> Exercise prompt: From the listing below, select every line where the word "Interval" appears.

> Listed entries:
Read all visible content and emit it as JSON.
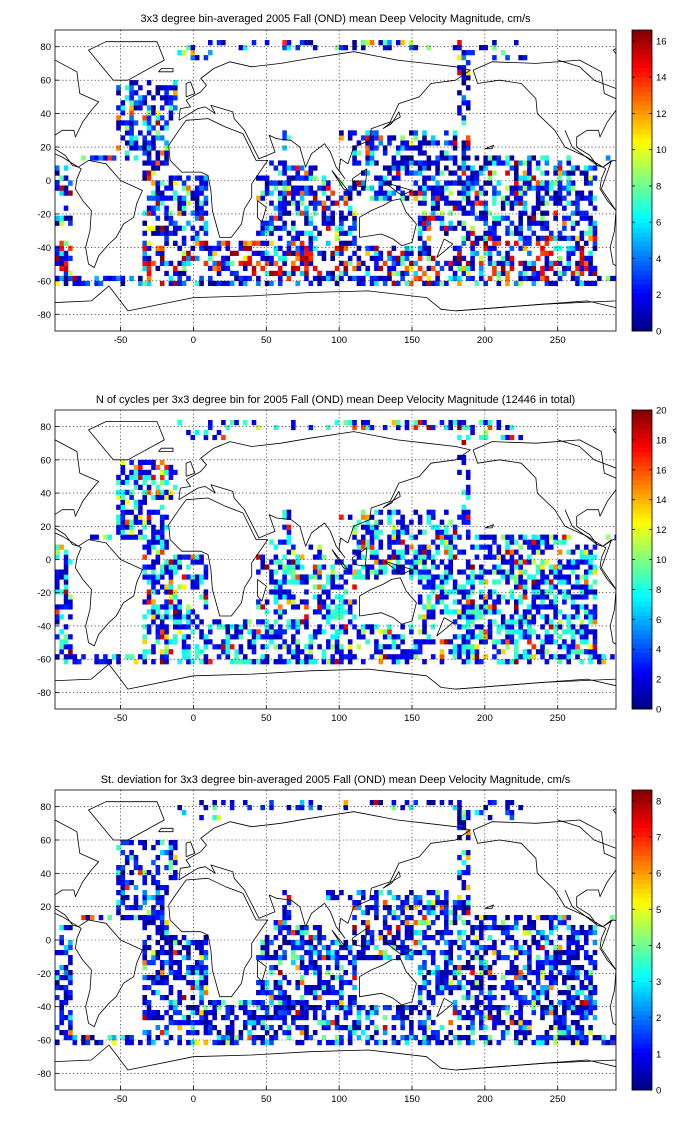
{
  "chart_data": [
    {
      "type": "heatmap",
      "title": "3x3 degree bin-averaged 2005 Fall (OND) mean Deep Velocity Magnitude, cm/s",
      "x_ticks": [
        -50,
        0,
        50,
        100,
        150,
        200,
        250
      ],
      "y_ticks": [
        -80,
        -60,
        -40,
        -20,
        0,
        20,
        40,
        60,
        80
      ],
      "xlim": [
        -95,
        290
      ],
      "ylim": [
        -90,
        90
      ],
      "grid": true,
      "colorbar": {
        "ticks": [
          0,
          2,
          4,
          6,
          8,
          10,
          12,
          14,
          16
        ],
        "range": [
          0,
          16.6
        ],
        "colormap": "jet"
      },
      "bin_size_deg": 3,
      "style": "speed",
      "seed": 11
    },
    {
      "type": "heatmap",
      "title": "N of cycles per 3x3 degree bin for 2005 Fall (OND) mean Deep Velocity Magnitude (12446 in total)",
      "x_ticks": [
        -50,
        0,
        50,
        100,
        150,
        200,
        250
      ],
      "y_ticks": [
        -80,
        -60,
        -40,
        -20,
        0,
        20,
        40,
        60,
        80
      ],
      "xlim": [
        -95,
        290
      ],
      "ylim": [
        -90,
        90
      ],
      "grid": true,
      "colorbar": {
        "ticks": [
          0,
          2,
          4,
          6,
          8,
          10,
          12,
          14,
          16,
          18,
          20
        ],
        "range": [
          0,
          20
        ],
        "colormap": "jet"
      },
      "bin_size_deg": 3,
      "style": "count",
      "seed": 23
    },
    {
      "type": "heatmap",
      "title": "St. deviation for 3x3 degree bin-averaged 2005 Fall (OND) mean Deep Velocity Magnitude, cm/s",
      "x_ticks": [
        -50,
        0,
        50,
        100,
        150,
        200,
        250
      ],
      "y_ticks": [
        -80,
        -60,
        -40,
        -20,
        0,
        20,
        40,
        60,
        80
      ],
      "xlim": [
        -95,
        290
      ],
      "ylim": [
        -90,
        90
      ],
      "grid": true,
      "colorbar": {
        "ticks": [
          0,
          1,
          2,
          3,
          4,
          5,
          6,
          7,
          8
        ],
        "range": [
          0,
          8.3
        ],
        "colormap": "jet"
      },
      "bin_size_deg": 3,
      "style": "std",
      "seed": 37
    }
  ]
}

--

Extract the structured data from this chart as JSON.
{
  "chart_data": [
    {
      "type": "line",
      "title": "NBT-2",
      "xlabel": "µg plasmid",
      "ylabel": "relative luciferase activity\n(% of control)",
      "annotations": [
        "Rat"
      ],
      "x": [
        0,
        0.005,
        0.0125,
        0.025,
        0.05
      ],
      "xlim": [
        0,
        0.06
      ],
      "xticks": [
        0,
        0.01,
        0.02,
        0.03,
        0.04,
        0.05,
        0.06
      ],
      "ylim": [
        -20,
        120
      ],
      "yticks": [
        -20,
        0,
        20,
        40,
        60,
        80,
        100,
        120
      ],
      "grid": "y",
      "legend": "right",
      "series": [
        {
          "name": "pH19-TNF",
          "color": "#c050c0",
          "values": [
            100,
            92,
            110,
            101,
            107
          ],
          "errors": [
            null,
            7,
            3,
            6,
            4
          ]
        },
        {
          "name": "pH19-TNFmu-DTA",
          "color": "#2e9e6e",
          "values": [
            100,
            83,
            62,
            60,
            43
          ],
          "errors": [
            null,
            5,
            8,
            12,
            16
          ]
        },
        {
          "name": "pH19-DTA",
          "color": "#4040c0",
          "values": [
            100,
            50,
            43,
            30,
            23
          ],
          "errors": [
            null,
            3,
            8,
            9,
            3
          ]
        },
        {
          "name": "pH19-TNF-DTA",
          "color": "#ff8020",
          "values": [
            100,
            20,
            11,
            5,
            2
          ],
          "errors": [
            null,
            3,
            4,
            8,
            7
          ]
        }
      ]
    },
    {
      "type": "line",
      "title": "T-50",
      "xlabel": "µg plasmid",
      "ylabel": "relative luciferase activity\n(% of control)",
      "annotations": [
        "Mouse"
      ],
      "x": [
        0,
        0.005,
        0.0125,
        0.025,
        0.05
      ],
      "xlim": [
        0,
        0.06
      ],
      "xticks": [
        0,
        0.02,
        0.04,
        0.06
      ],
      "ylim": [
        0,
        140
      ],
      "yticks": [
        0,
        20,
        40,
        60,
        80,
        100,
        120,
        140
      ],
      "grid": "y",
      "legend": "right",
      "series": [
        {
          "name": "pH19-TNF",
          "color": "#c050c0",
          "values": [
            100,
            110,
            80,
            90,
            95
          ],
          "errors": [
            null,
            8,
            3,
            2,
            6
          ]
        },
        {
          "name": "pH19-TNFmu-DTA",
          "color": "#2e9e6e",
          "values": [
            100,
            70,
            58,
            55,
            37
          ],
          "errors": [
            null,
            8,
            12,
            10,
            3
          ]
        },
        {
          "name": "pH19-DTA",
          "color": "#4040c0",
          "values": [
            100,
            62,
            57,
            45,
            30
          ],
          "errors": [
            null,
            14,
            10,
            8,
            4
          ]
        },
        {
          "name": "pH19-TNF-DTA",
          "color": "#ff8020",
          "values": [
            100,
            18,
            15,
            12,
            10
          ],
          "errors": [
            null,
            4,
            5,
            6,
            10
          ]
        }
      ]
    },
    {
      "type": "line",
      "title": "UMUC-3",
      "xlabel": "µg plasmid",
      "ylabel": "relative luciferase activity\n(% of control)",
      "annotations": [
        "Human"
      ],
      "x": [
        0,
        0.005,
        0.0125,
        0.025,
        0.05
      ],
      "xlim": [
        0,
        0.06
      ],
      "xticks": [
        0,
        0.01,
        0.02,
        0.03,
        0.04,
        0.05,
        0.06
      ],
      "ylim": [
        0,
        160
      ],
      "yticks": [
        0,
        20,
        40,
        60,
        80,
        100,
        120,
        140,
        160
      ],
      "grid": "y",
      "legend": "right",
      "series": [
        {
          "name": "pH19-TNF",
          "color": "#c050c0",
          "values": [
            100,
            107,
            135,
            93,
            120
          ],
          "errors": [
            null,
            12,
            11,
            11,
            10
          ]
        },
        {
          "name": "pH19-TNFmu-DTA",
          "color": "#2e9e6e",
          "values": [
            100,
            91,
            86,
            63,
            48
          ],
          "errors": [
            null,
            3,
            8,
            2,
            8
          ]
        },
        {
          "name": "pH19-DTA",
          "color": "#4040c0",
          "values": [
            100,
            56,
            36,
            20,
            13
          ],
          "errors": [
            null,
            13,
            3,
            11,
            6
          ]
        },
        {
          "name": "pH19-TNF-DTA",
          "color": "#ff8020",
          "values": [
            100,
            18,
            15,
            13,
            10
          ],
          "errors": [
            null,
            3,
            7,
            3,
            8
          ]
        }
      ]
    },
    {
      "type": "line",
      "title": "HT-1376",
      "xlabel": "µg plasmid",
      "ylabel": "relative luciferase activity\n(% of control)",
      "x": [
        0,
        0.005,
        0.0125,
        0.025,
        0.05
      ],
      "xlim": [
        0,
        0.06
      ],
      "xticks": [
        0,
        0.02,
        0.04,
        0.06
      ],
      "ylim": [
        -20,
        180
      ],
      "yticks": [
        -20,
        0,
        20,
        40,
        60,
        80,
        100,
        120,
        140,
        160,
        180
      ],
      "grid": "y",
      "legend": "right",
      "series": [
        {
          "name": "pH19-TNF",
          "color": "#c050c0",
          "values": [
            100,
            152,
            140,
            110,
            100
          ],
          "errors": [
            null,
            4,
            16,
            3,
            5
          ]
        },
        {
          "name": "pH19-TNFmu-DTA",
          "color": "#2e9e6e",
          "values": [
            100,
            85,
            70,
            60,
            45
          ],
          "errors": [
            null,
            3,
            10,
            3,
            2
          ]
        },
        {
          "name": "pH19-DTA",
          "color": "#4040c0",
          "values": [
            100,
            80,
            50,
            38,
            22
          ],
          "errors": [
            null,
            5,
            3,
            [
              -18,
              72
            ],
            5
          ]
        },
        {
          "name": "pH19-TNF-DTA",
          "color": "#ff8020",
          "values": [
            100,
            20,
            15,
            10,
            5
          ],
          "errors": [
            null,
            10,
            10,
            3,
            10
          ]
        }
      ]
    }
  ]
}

---

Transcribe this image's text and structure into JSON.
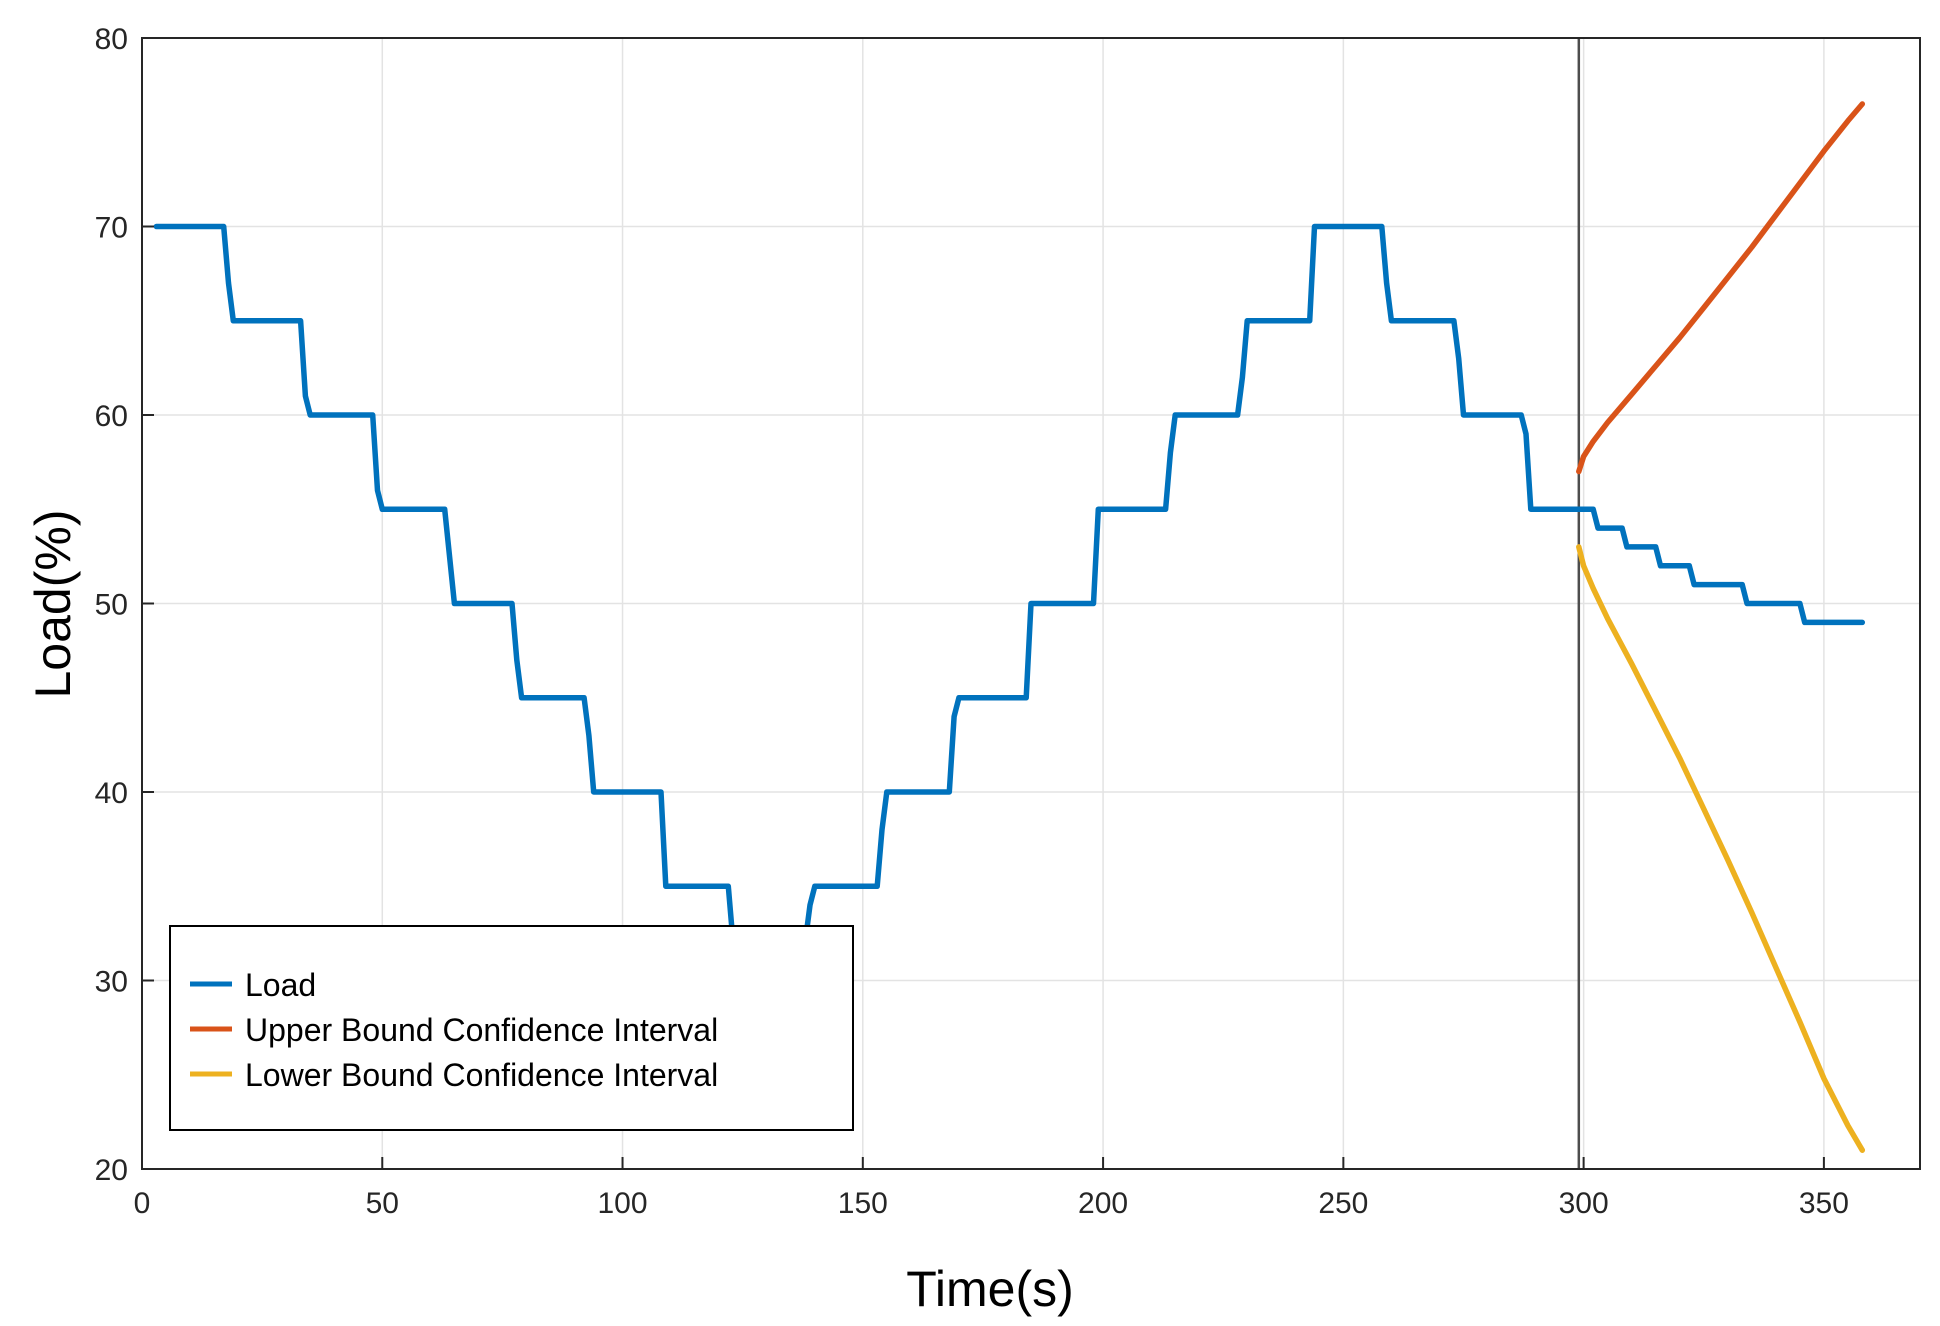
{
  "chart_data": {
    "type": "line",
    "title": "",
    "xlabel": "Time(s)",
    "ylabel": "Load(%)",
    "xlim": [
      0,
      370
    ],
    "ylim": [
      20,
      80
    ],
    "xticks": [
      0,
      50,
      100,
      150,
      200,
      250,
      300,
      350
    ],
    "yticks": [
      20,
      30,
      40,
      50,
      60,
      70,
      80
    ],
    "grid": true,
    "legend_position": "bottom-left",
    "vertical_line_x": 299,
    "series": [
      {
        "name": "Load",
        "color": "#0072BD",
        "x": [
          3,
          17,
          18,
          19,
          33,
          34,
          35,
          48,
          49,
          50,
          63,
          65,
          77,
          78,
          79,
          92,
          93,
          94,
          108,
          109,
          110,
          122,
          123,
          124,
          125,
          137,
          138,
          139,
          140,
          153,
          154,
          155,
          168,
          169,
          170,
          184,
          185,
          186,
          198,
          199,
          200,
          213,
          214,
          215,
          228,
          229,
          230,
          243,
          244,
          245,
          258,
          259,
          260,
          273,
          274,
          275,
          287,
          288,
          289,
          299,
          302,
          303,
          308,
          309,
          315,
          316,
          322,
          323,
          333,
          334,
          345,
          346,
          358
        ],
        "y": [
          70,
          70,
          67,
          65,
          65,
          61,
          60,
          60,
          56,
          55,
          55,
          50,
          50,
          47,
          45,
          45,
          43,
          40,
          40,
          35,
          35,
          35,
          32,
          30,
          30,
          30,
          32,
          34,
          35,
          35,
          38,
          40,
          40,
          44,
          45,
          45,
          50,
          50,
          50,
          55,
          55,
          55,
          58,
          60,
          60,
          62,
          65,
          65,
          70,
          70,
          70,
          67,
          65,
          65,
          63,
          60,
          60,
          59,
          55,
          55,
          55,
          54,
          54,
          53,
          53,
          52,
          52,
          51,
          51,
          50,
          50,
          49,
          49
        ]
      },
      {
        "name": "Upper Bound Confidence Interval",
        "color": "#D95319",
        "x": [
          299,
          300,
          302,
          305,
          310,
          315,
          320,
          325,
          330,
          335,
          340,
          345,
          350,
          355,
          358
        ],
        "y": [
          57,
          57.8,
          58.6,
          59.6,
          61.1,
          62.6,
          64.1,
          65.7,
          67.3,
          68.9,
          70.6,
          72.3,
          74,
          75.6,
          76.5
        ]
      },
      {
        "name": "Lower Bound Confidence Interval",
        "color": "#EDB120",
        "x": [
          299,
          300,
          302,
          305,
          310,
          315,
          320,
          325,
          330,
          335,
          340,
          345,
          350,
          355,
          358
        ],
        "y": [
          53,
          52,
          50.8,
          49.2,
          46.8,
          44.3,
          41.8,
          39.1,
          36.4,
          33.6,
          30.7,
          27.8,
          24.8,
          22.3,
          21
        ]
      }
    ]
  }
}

> Written solution:
        "name": "Upper Bound Confidence Interval",
        "name": "Lower Bound Confidence Interval",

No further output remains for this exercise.